● Work to be completed
Your task is to repeat all of the material exactly.

Saved entries:
** begin **
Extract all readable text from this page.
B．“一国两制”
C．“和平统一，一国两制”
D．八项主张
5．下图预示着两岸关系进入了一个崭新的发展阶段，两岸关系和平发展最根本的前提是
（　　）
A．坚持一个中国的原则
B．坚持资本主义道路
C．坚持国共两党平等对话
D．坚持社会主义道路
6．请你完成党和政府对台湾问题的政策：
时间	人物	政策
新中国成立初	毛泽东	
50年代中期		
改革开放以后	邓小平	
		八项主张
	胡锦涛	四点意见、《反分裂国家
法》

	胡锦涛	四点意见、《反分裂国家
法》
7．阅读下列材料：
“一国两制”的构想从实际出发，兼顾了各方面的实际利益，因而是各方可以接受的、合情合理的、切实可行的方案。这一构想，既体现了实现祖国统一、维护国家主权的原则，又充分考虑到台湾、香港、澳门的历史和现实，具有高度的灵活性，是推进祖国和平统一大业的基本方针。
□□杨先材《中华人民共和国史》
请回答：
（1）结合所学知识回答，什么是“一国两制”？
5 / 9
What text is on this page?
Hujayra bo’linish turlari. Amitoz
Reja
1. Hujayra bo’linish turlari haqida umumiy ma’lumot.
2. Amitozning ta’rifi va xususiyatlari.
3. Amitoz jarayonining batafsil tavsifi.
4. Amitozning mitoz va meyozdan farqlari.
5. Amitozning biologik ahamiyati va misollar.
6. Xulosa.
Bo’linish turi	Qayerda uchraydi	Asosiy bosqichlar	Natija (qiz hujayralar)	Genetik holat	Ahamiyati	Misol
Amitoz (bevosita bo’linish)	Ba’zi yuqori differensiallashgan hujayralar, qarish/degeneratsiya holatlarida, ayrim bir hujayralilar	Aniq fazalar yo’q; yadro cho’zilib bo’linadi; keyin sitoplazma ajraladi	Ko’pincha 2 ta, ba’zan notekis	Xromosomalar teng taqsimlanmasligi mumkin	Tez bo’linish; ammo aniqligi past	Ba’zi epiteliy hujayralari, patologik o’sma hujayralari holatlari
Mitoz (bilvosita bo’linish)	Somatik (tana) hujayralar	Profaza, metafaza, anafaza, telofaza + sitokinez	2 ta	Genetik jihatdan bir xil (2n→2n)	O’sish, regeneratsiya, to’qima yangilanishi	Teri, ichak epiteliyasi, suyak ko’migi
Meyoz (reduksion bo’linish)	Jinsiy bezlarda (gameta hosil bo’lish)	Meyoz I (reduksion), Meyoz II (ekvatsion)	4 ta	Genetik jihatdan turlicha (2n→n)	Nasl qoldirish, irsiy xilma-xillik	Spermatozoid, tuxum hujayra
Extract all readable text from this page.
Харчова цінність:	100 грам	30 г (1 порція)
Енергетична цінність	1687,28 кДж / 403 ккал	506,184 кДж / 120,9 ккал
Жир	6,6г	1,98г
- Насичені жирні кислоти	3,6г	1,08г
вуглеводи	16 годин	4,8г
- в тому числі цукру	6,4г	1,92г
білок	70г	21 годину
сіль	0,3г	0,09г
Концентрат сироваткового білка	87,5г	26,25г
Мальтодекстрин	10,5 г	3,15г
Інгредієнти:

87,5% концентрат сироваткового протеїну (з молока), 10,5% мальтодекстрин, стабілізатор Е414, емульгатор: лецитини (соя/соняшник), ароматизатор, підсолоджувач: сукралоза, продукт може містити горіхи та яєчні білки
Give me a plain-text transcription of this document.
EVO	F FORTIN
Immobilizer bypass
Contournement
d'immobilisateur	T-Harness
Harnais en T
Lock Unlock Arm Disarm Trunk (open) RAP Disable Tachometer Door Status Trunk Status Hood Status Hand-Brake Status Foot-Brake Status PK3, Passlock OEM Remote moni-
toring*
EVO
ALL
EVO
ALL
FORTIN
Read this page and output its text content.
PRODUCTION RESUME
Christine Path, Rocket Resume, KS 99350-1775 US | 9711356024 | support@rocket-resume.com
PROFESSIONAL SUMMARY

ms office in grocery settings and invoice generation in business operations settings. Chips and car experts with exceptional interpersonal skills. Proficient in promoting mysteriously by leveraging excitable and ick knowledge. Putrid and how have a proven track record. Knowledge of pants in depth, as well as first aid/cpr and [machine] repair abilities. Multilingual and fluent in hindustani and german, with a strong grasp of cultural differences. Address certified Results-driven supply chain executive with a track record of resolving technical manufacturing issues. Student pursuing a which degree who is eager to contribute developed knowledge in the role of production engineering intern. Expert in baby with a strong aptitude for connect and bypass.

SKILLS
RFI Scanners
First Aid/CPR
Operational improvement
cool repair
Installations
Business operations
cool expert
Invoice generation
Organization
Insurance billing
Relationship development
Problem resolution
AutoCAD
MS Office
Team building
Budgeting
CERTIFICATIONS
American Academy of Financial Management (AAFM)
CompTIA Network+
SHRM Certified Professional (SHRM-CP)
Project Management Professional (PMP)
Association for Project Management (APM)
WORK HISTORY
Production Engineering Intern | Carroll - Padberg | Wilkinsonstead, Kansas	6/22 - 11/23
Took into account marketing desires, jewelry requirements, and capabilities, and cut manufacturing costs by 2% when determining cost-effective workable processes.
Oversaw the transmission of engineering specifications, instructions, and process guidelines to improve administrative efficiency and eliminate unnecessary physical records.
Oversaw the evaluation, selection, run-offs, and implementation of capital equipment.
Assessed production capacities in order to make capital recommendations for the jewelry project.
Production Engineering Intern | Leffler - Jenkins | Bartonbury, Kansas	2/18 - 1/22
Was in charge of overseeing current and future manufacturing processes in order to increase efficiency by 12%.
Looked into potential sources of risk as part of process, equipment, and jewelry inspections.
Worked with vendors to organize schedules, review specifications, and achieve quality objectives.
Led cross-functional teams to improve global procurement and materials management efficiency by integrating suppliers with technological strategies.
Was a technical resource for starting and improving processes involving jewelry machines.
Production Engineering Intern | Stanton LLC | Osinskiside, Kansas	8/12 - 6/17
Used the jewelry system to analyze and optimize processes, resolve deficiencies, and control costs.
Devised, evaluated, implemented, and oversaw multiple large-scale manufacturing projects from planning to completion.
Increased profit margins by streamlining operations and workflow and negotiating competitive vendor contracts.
** end **
● Expected answer
Extract all readable text from this page.
B．“一国两制”
C．“和平统一，一国两制”
D．八项主张
5．下图预示着两岸关系进入了一个崭新的发展阶段，两岸关系和平发展最根本的前提是
（　　）
A．坚持一个中国的原则
B．坚持资本主义道路
C．坚持国共两党平等对话
D．坚持社会主义道路
6．请你完成党和政府对台湾问题的政策：
时间	人物	政策
新中国成立初	毛泽东	
50年代中期		
改革开放以后	邓小平	
		八项主张
	胡锦涛	四点意见、《反分裂国家
法》

	胡锦涛	四点意见、《反分裂国家
法》
7．阅读下列材料：
“一国两制”的构想从实际出发，兼顾了各方面的实际利益，因而是各方可以接受的、合情合理的、切实可行的方案。这一构想，既体现了实现祖国统一、维护国家主权的原则，又充分考虑到台湾、香港、澳门的历史和现实，具有高度的灵活性，是推进祖国和平统一大业的基本方针。
□□杨先材《中华人民共和国史》
请回答：
（1）结合所学知识回答，什么是“一国两制”？
5 / 9
What text is on this page?
Hujayra bo’linish turlari. Amitoz
Reja
1. Hujayra bo’linish turlari haqida umumiy ma’lumot.
2. Amitozning ta’rifi va xususiyatlari.
3. Amitoz jarayonining batafsil tavsifi.
4. Amitozning mitoz va meyozdan farqlari.
5. Amitozning biologik ahamiyati va misollar.
6. Xulosa.
Bo’linish turi	Qayerda uchraydi	Asosiy bosqichlar	Natija (qiz hujayralar)	Genetik holat	Ahamiyati	Misol
Amitoz (bevosita bo’linish)	Ba’zi yuqori differensiallashgan hujayralar, qarish/degeneratsiya holatlarida, ayrim bir hujayralilar	Aniq fazalar yo’q; yadro cho’zilib bo’linadi; keyin sitoplazma ajraladi	Ko’pincha 2 ta, ba’zan notekis	Xromosomalar teng taqsimlanmasligi mumkin	Tez bo’linish; ammo aniqligi past	Ba’zi epiteliy hujayralari, patologik o’sma hujayralari holatlari
Mitoz (bilvosita bo’linish)	Somatik (tana) hujayralar	Profaza, metafaza, anafaza, telofaza + sitokinez	2 ta	Genetik jihatdan bir xil (2n→2n)	O’sish, regeneratsiya, to’qima yangilanishi	Teri, ichak epiteliyasi, suyak ko’migi
Meyoz (reduksion bo’linish)	Jinsiy bezlarda (gameta hosil bo’lish)	Meyoz I (reduksion), Meyoz II (ekvatsion)	4 ta	Genetik jihatdan turlicha (2n→n)	Nasl qoldirish, irsiy xilma-xillik	Spermatozoid, tuxum hujayra
Extract all readable text from this page.
Харчова цінність:	100 грам	30 г (1 порція)
Енергетична цінність	1687,28 кДж / 403 ккал	506,184 кДж / 120,9 ккал
Жир	6,6г	1,98г
- Насичені жирні кислоти	3,6г	1,08г
вуглеводи	16 годин	4,8г
- в тому числі цукру	6,4г	1,92г
білок	70г	21 годину
сіль	0,3г	0,09г
Концентрат сироваткового білка	87,5г	26,25г
Мальтодекстрин	10,5 г	3,15г
Інгредієнти:

87,5% концентрат сироваткового протеїну (з молока), 10,5% мальтодекстрин, стабілізатор Е414, емульгатор: лецитини (соя/соняшник), ароматизатор, підсолоджувач: сукралоза, продукт може містити горіхи та яєчні білки
Give me a plain-text transcription of this document.
EVO	F FORTIN
Immobilizer bypass
Contournement
d'immobilisateur	T-Harness
Harnais en T
Lock Unlock Arm Disarm Trunk (open) RAP Disable Tachometer Door Status Trunk Status Hood Status Hand-Brake Status Foot-Brake Status PK3, Passlock OEM Remote moni-
toring*
EVO
ALL
EVO
ALL
FORTIN
Read this page and output its text content.
PRODUCTION RESUME
Christine Path, Rocket Resume, KS 99350-1775 US | 9711356024 | support@rocket-resume.com
PROFESSIONAL SUMMARY

ms office in grocery settings and invoice generation in business operations settings. Chips and car experts with exceptional interpersonal skills. Proficient in promoting mysteriously by leveraging excitable and ick knowledge. Putrid and how have a proven track record. Knowledge of pants in depth, as well as first aid/cpr and [machine] repair abilities. Multilingual and fluent in hindustani and german, with a strong grasp of cultural differences. Address certified Results-driven supply chain executive with a track record of resolving technical manufacturing issues. Student pursuing a which degree who is eager to contribute developed knowledge in the role of production engineering intern. Expert in baby with a strong aptitude for connect and bypass.

SKILLS
RFI Scanners
First Aid/CPR
Operational improvement
cool repair
Installations
Business operations
cool expert
Invoice generation
Organization
Insurance billing
Relationship development
Problem resolution
AutoCAD
MS Office
Team building
Budgeting
CERTIFICATIONS
American Academy of Financial Management (AAFM)
CompTIA Network+
SHRM Certified Professional (SHRM-CP)
Project Management Professional (PMP)
Association for Project Management (APM)
WORK HISTORY
Production Engineering Intern | Carroll - Padberg | Wilkinsonstead, Kansas	6/22 - 11/23
Took into account marketing desires, jewelry requirements, and capabilities, and cut manufacturing costs by 2% when determining cost-effective workable processes.
Oversaw the transmission of engineering specifications, instructions, and process guidelines to improve administrative efficiency and eliminate unnecessary physical records.
Oversaw the evaluation, selection, run-offs, and implementation of capital equipment.
Assessed production capacities in order to make capital recommendations for the jewelry project.
Production Engineering Intern | Leffler - Jenkins | Bartonbury, Kansas	2/18 - 1/22
Was in charge of overseeing current and future manufacturing processes in order to increase efficiency by 12%.
Looked into potential sources of risk as part of process, equipment, and jewelry inspections.
Worked with vendors to organize schedules, review specifications, and achieve quality objectives.
Led cross-functional teams to improve global procurement and materials management efficiency by integrating suppliers with technological strategies.
Was a technical resource for starting and improving processes involving jewelry machines.
Production Engineering Intern | Stanton LLC | Osinskiside, Kansas	8/12 - 6/17
Used the jewelry system to analyze and optimize processes, resolve deficiencies, and control costs.
Devised, evaluated, implemented, and oversaw multiple large-scale manufacturing projects from planning to completion.
Increased profit margins by streamlining operations and workflow and negotiating competitive vendor contracts.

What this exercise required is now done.